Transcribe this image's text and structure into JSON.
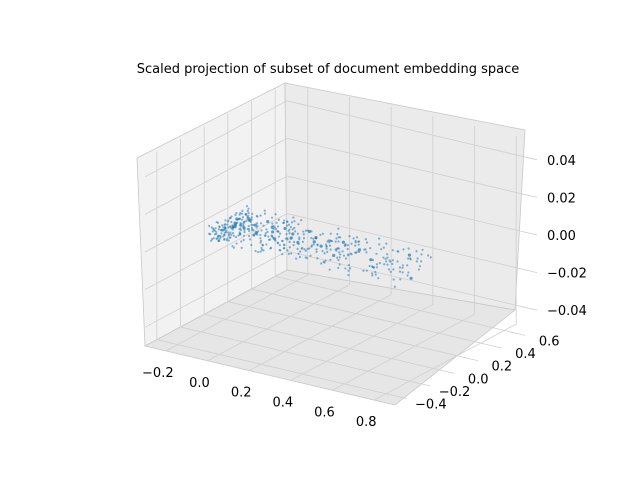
{
  "chart_data": {
    "type": "scatter",
    "projection": "3d",
    "title": "Scaled projection of subset of document embedding space",
    "x_axis": {
      "ticks": [
        "−0.2",
        "0.0",
        "0.2",
        "0.4",
        "0.6",
        "0.8"
      ],
      "range": [
        -0.3,
        0.9
      ]
    },
    "y_axis": {
      "ticks": [
        "−0.4",
        "−0.2",
        "0.0",
        "0.2",
        "0.4",
        "0.6"
      ],
      "range": [
        -0.5,
        0.7
      ]
    },
    "z_axis": {
      "ticks": [
        "−0.04",
        "−0.02",
        "0.00",
        "0.02",
        "0.04"
      ],
      "range": [
        -0.055,
        0.055
      ]
    },
    "grid": true,
    "marker_color": "#1f77b4",
    "marker_size": "tiny",
    "series": [
      {
        "values_description": "points",
        "points": [
          [
            -0.2,
            0.1,
            0.0
          ],
          [
            -0.18,
            0.05,
            0.0
          ],
          [
            -0.15,
            0.12,
            0.0
          ],
          [
            -0.12,
            0.02,
            0.0
          ],
          [
            -0.1,
            0.08,
            0.0
          ],
          [
            -0.08,
            0.15,
            0.0
          ],
          [
            -0.05,
            0.0,
            0.0
          ],
          [
            -0.03,
            0.1,
            0.0
          ],
          [
            0.0,
            0.05,
            0.0
          ],
          [
            0.02,
            0.12,
            0.0
          ],
          [
            0.05,
            -0.02,
            0.0
          ],
          [
            0.08,
            0.08,
            0.0
          ],
          [
            0.1,
            0.03,
            0.0
          ],
          [
            0.12,
            0.15,
            0.0
          ],
          [
            0.15,
            0.0,
            0.0
          ],
          [
            0.18,
            0.1,
            0.0
          ],
          [
            0.2,
            0.05,
            0.0
          ],
          [
            0.25,
            0.02,
            0.0
          ],
          [
            0.3,
            0.12,
            0.0
          ],
          [
            0.35,
            -0.05,
            0.0
          ],
          [
            0.4,
            0.08,
            0.0
          ],
          [
            0.5,
            0.0,
            0.0
          ],
          [
            0.6,
            0.15,
            0.0
          ],
          [
            0.75,
            -0.1,
            0.0
          ]
        ]
      }
    ]
  }
}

- PROBLEM TO WORK ON
Print out the whole of the material word for word, without pictures.

- CORRECT RESPONSE
Transcribe this image's text and structure into JSON.
{
  "chart_data": {
    "type": "scatter",
    "projection": "3d",
    "title": "Scaled projection of subset of document embedding space",
    "x_axis": {
      "ticks": [
        "−0.2",
        "0.0",
        "0.2",
        "0.4",
        "0.6",
        "0.8"
      ],
      "range": [
        -0.3,
        0.9
      ]
    },
    "y_axis": {
      "ticks": [
        "−0.4",
        "−0.2",
        "0.0",
        "0.2",
        "0.4",
        "0.6"
      ],
      "range": [
        -0.5,
        0.7
      ]
    },
    "z_axis": {
      "ticks": [
        "−0.04",
        "−0.02",
        "0.00",
        "0.02",
        "0.04"
      ],
      "range": [
        -0.055,
        0.055
      ]
    },
    "grid": true,
    "marker_color": "#1f77b4",
    "marker_size": "tiny",
    "series": [
      {
        "values_description": "points",
        "points": [
          [
            -0.2,
            0.1,
            0.0
          ],
          [
            -0.18,
            0.05,
            0.0
          ],
          [
            -0.15,
            0.12,
            0.0
          ],
          [
            -0.12,
            0.02,
            0.0
          ],
          [
            -0.1,
            0.08,
            0.0
          ],
          [
            -0.08,
            0.15,
            0.0
          ],
          [
            -0.05,
            0.0,
            0.0
          ],
          [
            -0.03,
            0.1,
            0.0
          ],
          [
            0.0,
            0.05,
            0.0
          ],
          [
            0.02,
            0.12,
            0.0
          ],
          [
            0.05,
            -0.02,
            0.0
          ],
          [
            0.08,
            0.08,
            0.0
          ],
          [
            0.1,
            0.03,
            0.0
          ],
          [
            0.12,
            0.15,
            0.0
          ],
          [
            0.15,
            0.0,
            0.0
          ],
          [
            0.18,
            0.1,
            0.0
          ],
          [
            0.2,
            0.05,
            0.0
          ],
          [
            0.25,
            0.02,
            0.0
          ],
          [
            0.3,
            0.12,
            0.0
          ],
          [
            0.35,
            -0.05,
            0.0
          ],
          [
            0.4,
            0.08,
            0.0
          ],
          [
            0.5,
            0.0,
            0.0
          ],
          [
            0.6,
            0.15,
            0.0
          ],
          [
            0.75,
            -0.1,
            0.0
          ]
        ]
      }
    ]
  }
}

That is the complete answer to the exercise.